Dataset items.
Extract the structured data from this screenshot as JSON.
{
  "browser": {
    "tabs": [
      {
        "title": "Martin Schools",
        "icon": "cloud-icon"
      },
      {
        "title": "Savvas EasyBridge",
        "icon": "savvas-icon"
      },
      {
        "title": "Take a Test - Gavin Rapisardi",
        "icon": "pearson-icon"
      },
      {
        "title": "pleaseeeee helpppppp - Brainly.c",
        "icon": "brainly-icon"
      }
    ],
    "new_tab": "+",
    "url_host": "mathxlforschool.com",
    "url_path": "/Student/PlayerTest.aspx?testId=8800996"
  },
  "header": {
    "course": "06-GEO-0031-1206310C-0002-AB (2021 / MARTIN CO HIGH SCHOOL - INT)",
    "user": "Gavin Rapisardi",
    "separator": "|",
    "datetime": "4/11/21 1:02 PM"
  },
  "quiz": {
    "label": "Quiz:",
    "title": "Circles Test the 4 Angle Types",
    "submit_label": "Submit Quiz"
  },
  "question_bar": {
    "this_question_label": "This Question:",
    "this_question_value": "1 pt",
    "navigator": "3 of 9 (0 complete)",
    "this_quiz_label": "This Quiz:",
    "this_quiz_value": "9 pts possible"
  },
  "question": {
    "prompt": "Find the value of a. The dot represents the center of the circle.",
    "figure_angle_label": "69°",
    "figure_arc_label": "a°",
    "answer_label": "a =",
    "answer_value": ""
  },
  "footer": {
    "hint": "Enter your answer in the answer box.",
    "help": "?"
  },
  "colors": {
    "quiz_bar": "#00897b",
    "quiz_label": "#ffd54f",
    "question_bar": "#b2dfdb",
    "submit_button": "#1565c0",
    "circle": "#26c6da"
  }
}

SET TASK.
Scan the data for the word "icon" and copy every line where it shows up.

FINAL RESULT.
        "icon": "cloud-icon"
        "icon": "savvas-icon"
        "icon": "pearson-icon"
        "icon": "brainly-icon"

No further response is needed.